_Challenge_:
Write out each entry again. Keep every word exactly as it is.

_Figure content listings_:

>> Begin

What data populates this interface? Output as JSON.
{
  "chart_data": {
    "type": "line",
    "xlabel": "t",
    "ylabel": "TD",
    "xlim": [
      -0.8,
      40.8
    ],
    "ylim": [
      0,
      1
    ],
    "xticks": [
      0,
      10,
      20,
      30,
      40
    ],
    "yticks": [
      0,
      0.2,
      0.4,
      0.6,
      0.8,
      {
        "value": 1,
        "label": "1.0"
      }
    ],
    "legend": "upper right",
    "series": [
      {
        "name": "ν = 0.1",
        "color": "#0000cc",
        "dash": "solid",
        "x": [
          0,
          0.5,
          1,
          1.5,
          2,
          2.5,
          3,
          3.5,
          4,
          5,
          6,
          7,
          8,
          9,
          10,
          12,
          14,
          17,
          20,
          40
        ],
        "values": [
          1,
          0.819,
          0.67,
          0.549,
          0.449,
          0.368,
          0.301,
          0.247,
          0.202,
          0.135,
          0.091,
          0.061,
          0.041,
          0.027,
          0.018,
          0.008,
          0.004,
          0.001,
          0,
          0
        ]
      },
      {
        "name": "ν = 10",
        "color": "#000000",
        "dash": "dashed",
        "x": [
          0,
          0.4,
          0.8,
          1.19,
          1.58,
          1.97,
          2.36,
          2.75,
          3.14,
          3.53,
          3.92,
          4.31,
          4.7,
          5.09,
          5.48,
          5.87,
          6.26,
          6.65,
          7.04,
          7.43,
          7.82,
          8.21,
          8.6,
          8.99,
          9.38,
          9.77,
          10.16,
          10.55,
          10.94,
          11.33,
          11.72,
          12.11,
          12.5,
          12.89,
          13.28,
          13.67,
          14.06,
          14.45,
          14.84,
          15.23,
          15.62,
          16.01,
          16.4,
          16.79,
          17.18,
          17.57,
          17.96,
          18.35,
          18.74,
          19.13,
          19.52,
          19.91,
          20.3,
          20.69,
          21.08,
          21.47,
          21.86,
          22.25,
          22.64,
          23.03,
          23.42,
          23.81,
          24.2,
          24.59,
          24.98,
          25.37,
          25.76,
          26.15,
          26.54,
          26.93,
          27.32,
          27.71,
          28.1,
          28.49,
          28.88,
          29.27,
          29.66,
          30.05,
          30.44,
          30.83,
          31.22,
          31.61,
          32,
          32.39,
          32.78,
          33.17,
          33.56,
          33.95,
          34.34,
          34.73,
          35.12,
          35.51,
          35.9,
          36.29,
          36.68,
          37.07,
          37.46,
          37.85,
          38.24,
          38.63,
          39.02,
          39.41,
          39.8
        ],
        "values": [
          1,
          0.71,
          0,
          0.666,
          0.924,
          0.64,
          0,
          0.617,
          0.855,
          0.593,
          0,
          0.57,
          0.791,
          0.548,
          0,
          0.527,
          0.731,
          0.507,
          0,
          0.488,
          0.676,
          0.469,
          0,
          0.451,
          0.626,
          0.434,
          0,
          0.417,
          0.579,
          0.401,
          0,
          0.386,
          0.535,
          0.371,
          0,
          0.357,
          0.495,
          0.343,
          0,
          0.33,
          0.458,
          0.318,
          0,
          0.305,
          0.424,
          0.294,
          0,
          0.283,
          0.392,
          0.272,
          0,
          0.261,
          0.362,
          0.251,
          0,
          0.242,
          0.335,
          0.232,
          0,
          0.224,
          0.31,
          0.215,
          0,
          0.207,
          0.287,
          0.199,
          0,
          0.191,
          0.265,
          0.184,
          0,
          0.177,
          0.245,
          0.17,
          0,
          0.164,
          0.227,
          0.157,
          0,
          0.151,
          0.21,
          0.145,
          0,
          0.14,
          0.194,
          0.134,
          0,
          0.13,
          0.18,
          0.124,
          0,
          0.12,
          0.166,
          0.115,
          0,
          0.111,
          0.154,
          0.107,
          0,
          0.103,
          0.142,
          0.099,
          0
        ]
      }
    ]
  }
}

>> End

_Correct answer_:
What data populates this interface? Output as JSON.
{
  "chart_data": {
    "type": "line",
    "xlabel": "t",
    "ylabel": "TD",
    "xlim": [
      -0.8,
      40.8
    ],
    "ylim": [
      0,
      1
    ],
    "xticks": [
      0,
      10,
      20,
      30,
      40
    ],
    "yticks": [
      0,
      0.2,
      0.4,
      0.6,
      0.8,
      {
        "value": 1,
        "label": "1.0"
      }
    ],
    "legend": "upper right",
    "series": [
      {
        "name": "ν = 0.1",
        "color": "#0000cc",
        "dash": "solid",
        "x": [
          0,
          0.5,
          1,
          1.5,
          2,
          2.5,
          3,
          3.5,
          4,
          5,
          6,
          7,
          8,
          9,
          10,
          12,
          14,
          17,
          20,
          40
        ],
        "values": [
          1,
          0.819,
          0.67,
          0.549,
          0.449,
          0.368,
          0.301,
          0.247,
          0.202,
          0.135,
          0.091,
          0.061,
          0.041,
          0.027,
          0.018,
          0.008,
          0.004,
          0.001,
          0,
          0
        ]
      },
      {
        "name": "ν = 10",
        "color": "#000000",
        "dash": "dashed",
        "x": [
          0,
          0.4,
          0.8,
          1.19,
          1.58,
          1.97,
          2.36,
          2.75,
          3.14,
          3.53,
          3.92,
          4.31,
          4.7,
          5.09,
          5.48,
          5.87,
          6.26,
          6.65,
          7.04,
          7.43,
          7.82,
          8.21,
          8.6,
          8.99,
          9.38,
          9.77,
          10.16,
          10.55,
          10.94,
          11.33,
          11.72,
          12.11,
          12.5,
          12.89,
          13.28,
          13.67,
          14.06,
          14.45,
          14.84,
          15.23,
          15.62,
          16.01,
          16.4,
          16.79,
          17.18,
          17.57,
          17.96,
          18.35,
          18.74,
          19.13,
          19.52,
          19.91,
          20.3,
          20.69,
          21.08,
          21.47,
          21.86,
          22.25,
          22.64,
          23.03,
          23.42,
          23.81,
          24.2,
          24.59,
          24.98,
          25.37,
          25.76,
          26.15,
          26.54,
          26.93,
          27.32,
          27.71,
          28.1,
          28.49,
          28.88,
          29.27,
          29.66,
          30.05,
          30.44,
          30.83,
          31.22,
          31.61,
          32,
          32.39,
          32.78,
          33.17,
          33.56,
          33.95,
          34.34,
          34.73,
          35.12,
          35.51,
          35.9,
          36.29,
          36.68,
          37.07,
          37.46,
          37.85,
          38.24,
          38.63,
          39.02,
          39.41,
          39.8
        ],
        "values": [
          1,
          0.71,
          0,
          0.666,
          0.924,
          0.64,
          0,
          0.617,
          0.855,
          0.593,
          0,
          0.57,
          0.791,
          0.548,
          0,
          0.527,
          0.731,
          0.507,
          0,
          0.488,
          0.676,
          0.469,
          0,
          0.451,
          0.626,
          0.434,
          0,
          0.417,
          0.579,
          0.401,
          0,
          0.386,
          0.535,
          0.371,
          0,
          0.357,
          0.495,
          0.343,
          0,
          0.33,
          0.458,
          0.318,
          0,
          0.305,
          0.424,
          0.294,
          0,
          0.283,
          0.392,
          0.272,
          0,
          0.261,
          0.362,
          0.251,
          0,
          0.242,
          0.335,
          0.232,
          0,
          0.224,
          0.31,
          0.215,
          0,
          0.207,
          0.287,
          0.199,
          0,
          0.191,
          0.265,
          0.184,
          0,
          0.177,
          0.245,
          0.17,
          0,
          0.164,
          0.227,
          0.157,
          0,
          0.151,
          0.21,
          0.145,
          0,
          0.14,
          0.194,
          0.134,
          0,
          0.13,
          0.18,
          0.124,
          0,
          0.12,
          0.166,
          0.115,
          0,
          0.111,
          0.154,
          0.107,
          0,
          0.103,
          0.142,
          0.099,
          0
        ]
      }
    ]
  }
}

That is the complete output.